_Work request:_ Nothing in the records should differ when you write them out again.

(Records from a collection)
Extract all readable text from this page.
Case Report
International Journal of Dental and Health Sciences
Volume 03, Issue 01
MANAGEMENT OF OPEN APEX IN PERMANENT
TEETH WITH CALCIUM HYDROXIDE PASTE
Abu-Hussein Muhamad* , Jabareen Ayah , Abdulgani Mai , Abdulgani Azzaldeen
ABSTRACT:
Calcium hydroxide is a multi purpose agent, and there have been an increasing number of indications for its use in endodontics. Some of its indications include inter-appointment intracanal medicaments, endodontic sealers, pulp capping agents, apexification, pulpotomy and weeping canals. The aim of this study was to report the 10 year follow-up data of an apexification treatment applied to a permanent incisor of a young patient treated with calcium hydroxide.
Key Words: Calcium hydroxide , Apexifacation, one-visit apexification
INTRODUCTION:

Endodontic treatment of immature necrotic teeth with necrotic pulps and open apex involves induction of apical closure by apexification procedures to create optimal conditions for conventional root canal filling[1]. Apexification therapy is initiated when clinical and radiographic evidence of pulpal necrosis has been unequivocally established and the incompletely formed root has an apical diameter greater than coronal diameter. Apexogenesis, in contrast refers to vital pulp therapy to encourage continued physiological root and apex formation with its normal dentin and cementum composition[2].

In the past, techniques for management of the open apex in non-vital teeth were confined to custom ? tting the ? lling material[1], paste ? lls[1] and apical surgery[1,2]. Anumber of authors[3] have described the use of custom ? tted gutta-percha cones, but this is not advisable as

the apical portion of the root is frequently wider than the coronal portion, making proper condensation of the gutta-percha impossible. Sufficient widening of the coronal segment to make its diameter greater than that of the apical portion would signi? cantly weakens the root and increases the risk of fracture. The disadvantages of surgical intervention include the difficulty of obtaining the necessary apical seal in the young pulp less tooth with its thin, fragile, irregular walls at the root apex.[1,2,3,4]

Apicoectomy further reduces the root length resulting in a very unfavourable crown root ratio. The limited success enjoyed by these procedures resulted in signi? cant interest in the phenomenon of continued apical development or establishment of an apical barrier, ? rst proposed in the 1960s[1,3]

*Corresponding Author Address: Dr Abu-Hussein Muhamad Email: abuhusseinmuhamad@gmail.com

_Solved exercise:_
Extract all readable text from this page.
Case Report
International Journal of Dental and Health Sciences
Volume 03, Issue 01
MANAGEMENT OF OPEN APEX IN PERMANENT
TEETH WITH CALCIUM HYDROXIDE PASTE
Abu-Hussein Muhamad* , Jabareen Ayah , Abdulgani Mai , Abdulgani Azzaldeen
ABSTRACT:
Calcium hydroxide is a multi purpose agent, and there have been an increasing number of indications for its use in endodontics. Some of its indications include inter-appointment intracanal medicaments, endodontic sealers, pulp capping agents, apexification, pulpotomy and weeping canals. The aim of this study was to report the 10 year follow-up data of an apexification treatment applied to a permanent incisor of a young patient treated with calcium hydroxide.
Key Words: Calcium hydroxide , Apexifacation, one-visit apexification
INTRODUCTION:

Endodontic treatment of immature necrotic teeth with necrotic pulps and open apex involves induction of apical closure by apexification procedures to create optimal conditions for conventional root canal filling[1]. Apexification therapy is initiated when clinical and radiographic evidence of pulpal necrosis has been unequivocally established and the incompletely formed root has an apical diameter greater than coronal diameter. Apexogenesis, in contrast refers to vital pulp therapy to encourage continued physiological root and apex formation with its normal dentin and cementum composition[2].

In the past, techniques for management of the open apex in non-vital teeth were confined to custom ? tting the ? lling material[1], paste ? lls[1] and apical surgery[1,2]. Anumber of authors[3] have described the use of custom ? tted gutta-percha cones, but this is not advisable as

the apical portion of the root is frequently wider than the coronal portion, making proper condensation of the gutta-percha impossible. Sufficient widening of the coronal segment to make its diameter greater than that of the apical portion would signi? cantly weakens the root and increases the risk of fracture. The disadvantages of surgical intervention include the difficulty of obtaining the necessary apical seal in the young pulp less tooth with its thin, fragile, irregular walls at the root apex.[1,2,3,4]

Apicoectomy further reduces the root length resulting in a very unfavourable crown root ratio. The limited success enjoyed by these procedures resulted in signi? cant interest in the phenomenon of continued apical development or establishment of an apical barrier, ? rst proposed in the 1960s[1,3]

*Corresponding Author Address: Dr Abu-Hussein Muhamad Email: abuhusseinmuhamad@gmail.com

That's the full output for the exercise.